Problem details - Comb through the entries for "ylabel" and pull out each line that holds it.

..............................

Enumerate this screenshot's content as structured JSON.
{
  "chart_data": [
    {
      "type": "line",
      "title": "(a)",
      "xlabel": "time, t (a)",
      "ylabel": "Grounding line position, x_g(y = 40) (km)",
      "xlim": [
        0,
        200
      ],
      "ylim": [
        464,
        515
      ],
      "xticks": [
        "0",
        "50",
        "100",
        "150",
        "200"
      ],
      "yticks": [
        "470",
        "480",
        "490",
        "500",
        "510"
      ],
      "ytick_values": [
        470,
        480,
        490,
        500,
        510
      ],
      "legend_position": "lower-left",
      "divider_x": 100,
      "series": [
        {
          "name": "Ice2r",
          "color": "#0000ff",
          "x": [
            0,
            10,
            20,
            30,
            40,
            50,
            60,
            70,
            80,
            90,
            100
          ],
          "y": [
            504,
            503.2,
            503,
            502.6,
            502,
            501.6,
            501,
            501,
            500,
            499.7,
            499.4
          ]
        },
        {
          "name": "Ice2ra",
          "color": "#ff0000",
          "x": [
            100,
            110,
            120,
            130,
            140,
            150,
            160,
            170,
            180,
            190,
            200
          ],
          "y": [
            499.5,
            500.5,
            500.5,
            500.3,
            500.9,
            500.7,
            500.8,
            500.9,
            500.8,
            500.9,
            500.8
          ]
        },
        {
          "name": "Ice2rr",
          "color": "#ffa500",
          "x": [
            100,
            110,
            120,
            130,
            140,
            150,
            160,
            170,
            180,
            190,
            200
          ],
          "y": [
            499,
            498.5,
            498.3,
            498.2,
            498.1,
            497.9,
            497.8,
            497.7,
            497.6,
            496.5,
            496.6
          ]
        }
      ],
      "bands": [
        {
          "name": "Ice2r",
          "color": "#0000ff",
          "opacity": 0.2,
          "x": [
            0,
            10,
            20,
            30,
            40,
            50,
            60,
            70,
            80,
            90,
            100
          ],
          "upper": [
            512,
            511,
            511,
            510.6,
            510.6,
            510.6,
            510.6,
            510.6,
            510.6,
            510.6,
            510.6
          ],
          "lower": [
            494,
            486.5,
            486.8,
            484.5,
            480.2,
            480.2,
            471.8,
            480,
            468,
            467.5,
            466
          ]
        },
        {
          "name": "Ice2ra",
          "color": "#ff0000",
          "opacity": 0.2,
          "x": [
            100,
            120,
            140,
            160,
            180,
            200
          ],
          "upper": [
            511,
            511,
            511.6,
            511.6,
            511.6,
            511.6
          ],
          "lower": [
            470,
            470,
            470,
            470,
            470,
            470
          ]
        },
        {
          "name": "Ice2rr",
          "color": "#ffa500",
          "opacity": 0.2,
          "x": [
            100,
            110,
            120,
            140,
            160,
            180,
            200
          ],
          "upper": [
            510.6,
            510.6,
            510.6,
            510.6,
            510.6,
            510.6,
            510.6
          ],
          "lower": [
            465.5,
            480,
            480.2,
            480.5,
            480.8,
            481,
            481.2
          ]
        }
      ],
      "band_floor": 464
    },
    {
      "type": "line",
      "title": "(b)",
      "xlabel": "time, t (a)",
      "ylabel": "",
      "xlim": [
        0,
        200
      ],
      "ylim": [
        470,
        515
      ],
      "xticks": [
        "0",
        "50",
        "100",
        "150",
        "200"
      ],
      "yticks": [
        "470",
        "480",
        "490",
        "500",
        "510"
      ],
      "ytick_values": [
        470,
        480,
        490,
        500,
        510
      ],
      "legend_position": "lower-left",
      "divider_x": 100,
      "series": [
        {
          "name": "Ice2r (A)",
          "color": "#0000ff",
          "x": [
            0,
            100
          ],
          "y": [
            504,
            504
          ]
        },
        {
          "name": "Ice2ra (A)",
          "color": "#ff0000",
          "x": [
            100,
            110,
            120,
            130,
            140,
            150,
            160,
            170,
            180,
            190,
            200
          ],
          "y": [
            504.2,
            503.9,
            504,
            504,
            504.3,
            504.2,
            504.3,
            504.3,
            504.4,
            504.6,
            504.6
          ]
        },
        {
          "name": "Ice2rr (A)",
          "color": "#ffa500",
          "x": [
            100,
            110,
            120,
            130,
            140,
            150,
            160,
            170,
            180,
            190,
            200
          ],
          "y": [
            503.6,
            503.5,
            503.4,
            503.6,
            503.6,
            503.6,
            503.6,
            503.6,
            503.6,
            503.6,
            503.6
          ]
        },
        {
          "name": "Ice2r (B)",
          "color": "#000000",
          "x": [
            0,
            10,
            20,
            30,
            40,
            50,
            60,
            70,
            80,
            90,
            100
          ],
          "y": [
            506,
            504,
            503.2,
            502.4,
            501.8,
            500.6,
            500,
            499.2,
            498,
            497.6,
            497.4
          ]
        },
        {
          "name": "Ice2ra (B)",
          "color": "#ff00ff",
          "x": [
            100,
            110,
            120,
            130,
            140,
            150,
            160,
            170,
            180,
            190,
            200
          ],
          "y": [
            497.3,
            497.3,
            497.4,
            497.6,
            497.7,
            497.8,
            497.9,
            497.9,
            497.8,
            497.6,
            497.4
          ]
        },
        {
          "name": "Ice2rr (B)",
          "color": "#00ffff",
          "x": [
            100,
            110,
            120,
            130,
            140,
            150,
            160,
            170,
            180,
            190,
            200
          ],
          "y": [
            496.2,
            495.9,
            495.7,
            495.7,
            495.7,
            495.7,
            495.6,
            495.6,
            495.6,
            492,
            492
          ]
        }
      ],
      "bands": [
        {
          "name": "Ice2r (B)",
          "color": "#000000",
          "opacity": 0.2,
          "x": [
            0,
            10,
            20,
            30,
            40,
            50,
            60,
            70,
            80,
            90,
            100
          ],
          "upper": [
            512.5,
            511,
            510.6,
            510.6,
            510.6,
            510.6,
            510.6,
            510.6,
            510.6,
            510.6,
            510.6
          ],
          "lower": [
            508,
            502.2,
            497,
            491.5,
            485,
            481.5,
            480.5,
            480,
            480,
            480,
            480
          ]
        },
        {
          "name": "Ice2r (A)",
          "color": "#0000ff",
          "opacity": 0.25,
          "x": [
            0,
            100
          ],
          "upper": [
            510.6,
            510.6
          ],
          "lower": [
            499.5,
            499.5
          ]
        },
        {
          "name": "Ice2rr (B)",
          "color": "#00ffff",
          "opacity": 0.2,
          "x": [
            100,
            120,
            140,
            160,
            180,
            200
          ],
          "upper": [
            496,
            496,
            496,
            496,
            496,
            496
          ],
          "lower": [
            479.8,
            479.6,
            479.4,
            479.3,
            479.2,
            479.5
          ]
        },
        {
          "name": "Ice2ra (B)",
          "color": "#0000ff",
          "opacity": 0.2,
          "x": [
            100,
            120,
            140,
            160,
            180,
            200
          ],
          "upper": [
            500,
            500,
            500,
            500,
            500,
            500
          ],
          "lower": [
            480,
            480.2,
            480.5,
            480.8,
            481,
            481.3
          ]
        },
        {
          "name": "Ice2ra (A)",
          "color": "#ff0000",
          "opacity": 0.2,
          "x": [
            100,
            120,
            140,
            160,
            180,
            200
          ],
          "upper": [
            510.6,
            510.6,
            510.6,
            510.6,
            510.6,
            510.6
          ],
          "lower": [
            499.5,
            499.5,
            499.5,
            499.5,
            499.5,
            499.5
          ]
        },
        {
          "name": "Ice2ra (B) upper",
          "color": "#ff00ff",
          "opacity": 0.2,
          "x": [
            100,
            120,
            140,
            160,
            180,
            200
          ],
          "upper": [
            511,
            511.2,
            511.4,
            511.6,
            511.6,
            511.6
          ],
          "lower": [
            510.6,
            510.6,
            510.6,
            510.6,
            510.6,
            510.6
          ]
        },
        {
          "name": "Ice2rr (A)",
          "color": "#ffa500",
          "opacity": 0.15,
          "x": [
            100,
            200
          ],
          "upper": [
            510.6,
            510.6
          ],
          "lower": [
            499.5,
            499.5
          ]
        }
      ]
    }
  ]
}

..............................

Response for this exercise -
      "ylabel": "Grounding line position, x_g(y = 40) (km)",
      "ylabel": "",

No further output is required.